---------- Stored data

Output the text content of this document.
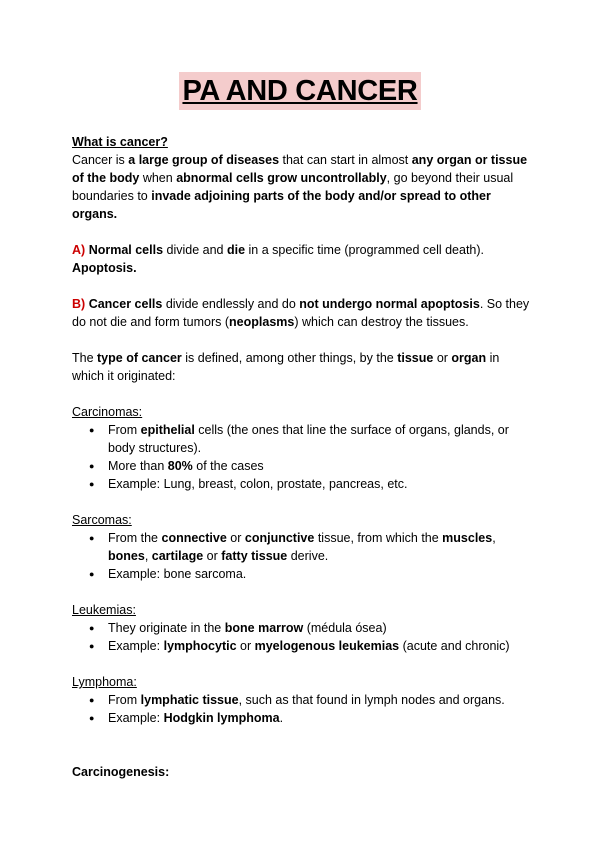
PA AND CANCER

What is cancer?

Cancer is a large group of diseases that can start in almost any organ or tissue of the body when abnormal cells grow uncontrollably, go beyond their usual boundaries to invade adjoining parts of the body and/or spread to other organs.

A) Normal cells divide and die in a specific time (programmed cell death). Apoptosis.

B) Cancer cells divide endlessly and do not undergo normal apoptosis. So they do not die and form tumors (neoplasms) which can destroy the tissues.

The type of cancer is defined, among other things, by the tissue or organ in which it originated:

Carcinomas:

● From epithelial cells (the ones that line the surface of organs, glands, or body structures).
● More than 80% of the cases
● Example: Lung, breast, colon, prostate, pancreas, etc.

Sarcomas:

● From the connective or conjunctive tissue, from which the muscles, bones, cartilage or fatty tissue derive.
● Example: bone sarcoma.

Leukemias:

● They originate in the bone marrow (médula ósea)
● Example: lymphocytic or myelogenous leukemias (acute and chronic)

Lymphoma:

● From lymphatic tissue, such as that found in lymph nodes and organs.
● Example: Hodgkin lymphoma.

Carcinogenesis:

--------------------

What this task involves:
Omitting the images, output each record precisely as written.

Answer for this exercise:
Output the text content of this document.
PA AND CANCER

What is cancer?

Cancer is a large group of diseases that can start in almost any organ or tissue of the body when abnormal cells grow uncontrollably, go beyond their usual boundaries to invade adjoining parts of the body and/or spread to other organs.

A) Normal cells divide and die in a specific time (programmed cell death). Apoptosis.

B) Cancer cells divide endlessly and do not undergo normal apoptosis. So they do not die and form tumors (neoplasms) which can destroy the tissues.

The type of cancer is defined, among other things, by the tissue or organ in which it originated:

Carcinomas:

● From epithelial cells (the ones that line the surface of organs, glands, or body structures).
● More than 80% of the cases
● Example: Lung, breast, colon, prostate, pancreas, etc.

Sarcomas:

● From the connective or conjunctive tissue, from which the muscles, bones, cartilage or fatty tissue derive.
● Example: bone sarcoma.

Leukemias:

● They originate in the bone marrow (médula ósea)
● Example: lymphocytic or myelogenous leukemias (acute and chronic)

Lymphoma:

● From lymphatic tissue, such as that found in lymph nodes and organs.
● Example: Hodgkin lymphoma.

Carcinogenesis:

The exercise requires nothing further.